--- Begin INFORMATION GIVEN ---

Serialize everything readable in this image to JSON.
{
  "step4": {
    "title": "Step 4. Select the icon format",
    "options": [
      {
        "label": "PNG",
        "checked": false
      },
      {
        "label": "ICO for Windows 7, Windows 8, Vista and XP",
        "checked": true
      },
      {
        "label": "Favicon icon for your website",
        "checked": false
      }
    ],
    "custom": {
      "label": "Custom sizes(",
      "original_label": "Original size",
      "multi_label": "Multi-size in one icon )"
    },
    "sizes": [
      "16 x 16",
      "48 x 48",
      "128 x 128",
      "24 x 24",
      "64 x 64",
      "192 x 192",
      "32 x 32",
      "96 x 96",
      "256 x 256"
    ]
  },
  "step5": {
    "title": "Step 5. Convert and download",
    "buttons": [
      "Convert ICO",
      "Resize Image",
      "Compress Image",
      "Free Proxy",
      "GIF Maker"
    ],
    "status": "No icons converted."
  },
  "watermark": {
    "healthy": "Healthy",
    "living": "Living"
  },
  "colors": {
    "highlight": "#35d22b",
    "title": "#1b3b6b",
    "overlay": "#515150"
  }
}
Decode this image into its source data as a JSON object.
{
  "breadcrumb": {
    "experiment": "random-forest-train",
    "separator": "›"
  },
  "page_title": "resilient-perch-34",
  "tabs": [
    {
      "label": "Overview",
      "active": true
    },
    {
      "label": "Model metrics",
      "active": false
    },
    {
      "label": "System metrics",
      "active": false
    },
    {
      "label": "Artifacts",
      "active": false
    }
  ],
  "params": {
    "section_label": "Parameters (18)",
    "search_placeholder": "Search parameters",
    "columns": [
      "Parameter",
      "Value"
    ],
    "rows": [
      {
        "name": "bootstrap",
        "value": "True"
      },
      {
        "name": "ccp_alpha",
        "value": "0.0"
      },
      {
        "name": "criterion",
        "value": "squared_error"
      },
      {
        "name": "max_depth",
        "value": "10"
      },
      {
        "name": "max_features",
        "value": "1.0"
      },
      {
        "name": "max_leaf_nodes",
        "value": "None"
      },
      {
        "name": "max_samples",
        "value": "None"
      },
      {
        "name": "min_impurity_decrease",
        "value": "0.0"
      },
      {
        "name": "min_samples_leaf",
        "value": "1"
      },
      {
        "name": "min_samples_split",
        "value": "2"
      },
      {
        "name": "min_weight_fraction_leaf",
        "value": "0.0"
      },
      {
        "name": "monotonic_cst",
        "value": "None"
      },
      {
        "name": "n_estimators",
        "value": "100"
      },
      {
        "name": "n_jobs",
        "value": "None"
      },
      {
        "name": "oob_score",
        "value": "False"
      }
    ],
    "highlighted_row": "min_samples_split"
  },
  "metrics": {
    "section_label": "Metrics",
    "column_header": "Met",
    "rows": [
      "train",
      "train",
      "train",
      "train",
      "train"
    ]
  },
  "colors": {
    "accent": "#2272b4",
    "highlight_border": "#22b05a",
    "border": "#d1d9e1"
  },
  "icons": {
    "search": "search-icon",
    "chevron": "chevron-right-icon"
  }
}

--- End INFORMATION GIVEN ---

STATED TASK: Using the entries above, please restate each one word for word.

RESPONSE:
Serialize everything readable in this image to JSON.
{
  "step4": {
    "title": "Step 4. Select the icon format",
    "options": [
      {
        "label": "PNG",
        "checked": false
      },
      {
        "label": "ICO for Windows 7, Windows 8, Vista and XP",
        "checked": true
      },
      {
        "label": "Favicon icon for your website",
        "checked": false
      }
    ],
    "custom": {
      "label": "Custom sizes(",
      "original_label": "Original size",
      "multi_label": "Multi-size in one icon )"
    },
    "sizes": [
      "16 x 16",
      "48 x 48",
      "128 x 128",
      "24 x 24",
      "64 x 64",
      "192 x 192",
      "32 x 32",
      "96 x 96",
      "256 x 256"
    ]
  },
  "step5": {
    "title": "Step 5. Convert and download",
    "buttons": [
      "Convert ICO",
      "Resize Image",
      "Compress Image",
      "Free Proxy",
      "GIF Maker"
    ],
    "status": "No icons converted."
  },
  "watermark": {
    "healthy": "Healthy",
    "living": "Living"
  },
  "colors": {
    "highlight": "#35d22b",
    "title": "#1b3b6b",
    "overlay": "#515150"
  }
}
Decode this image into its source data as a JSON object.
{
  "breadcrumb": {
    "experiment": "random-forest-train",
    "separator": "›"
  },
  "page_title": "resilient-perch-34",
  "tabs": [
    {
      "label": "Overview",
      "active": true
    },
    {
      "label": "Model metrics",
      "active": false
    },
    {
      "label": "System metrics",
      "active": false
    },
    {
      "label": "Artifacts",
      "active": false
    }
  ],
  "params": {
    "section_label": "Parameters (18)",
    "search_placeholder": "Search parameters",
    "columns": [
      "Parameter",
      "Value"
    ],
    "rows": [
      {
        "name": "bootstrap",
        "value": "True"
      },
      {
        "name": "ccp_alpha",
        "value": "0.0"
      },
      {
        "name": "criterion",
        "value": "squared_error"
      },
      {
        "name": "max_depth",
        "value": "10"
      },
      {
        "name": "max_features",
        "value": "1.0"
      },
      {
        "name": "max_leaf_nodes",
        "value": "None"
      },
      {
        "name": "max_samples",
        "value": "None"
      },
      {
        "name": "min_impurity_decrease",
        "value": "0.0"
      },
      {
        "name": "min_samples_leaf",
        "value": "1"
      },
      {
        "name": "min_samples_split",
        "value": "2"
      },
      {
        "name": "min_weight_fraction_leaf",
        "value": "0.0"
      },
      {
        "name": "monotonic_cst",
        "value": "None"
      },
      {
        "name": "n_estimators",
        "value": "100"
      },
      {
        "name": "n_jobs",
        "value": "None"
      },
      {
        "name": "oob_score",
        "value": "False"
      }
    ],
    "highlighted_row": "min_samples_split"
  },
  "metrics": {
    "section_label": "Metrics",
    "column_header": "Met",
    "rows": [
      "train",
      "train",
      "train",
      "train",
      "train"
    ]
  },
  "colors": {
    "accent": "#2272b4",
    "highlight_border": "#22b05a",
    "border": "#d1d9e1"
  },
  "icons": {
    "search": "search-icon",
    "chevron": "chevron-right-icon"
  }
}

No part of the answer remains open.